=== Exercise goal ===
For the records that follow, return only the count of lines containing the string "like".
··· Input material
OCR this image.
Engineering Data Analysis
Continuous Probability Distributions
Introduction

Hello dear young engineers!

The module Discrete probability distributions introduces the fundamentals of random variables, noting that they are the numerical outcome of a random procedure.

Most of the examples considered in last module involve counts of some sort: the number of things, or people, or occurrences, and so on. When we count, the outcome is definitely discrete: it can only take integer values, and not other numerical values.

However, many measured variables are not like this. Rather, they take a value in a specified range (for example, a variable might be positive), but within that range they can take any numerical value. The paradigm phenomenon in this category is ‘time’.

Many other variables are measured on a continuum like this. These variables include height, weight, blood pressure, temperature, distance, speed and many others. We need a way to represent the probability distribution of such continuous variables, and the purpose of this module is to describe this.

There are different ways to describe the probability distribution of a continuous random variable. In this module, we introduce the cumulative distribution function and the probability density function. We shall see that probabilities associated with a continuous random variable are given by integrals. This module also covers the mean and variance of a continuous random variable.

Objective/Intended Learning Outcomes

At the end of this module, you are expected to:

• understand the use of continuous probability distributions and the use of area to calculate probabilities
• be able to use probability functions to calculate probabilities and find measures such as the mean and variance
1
······
=== Task output ===
2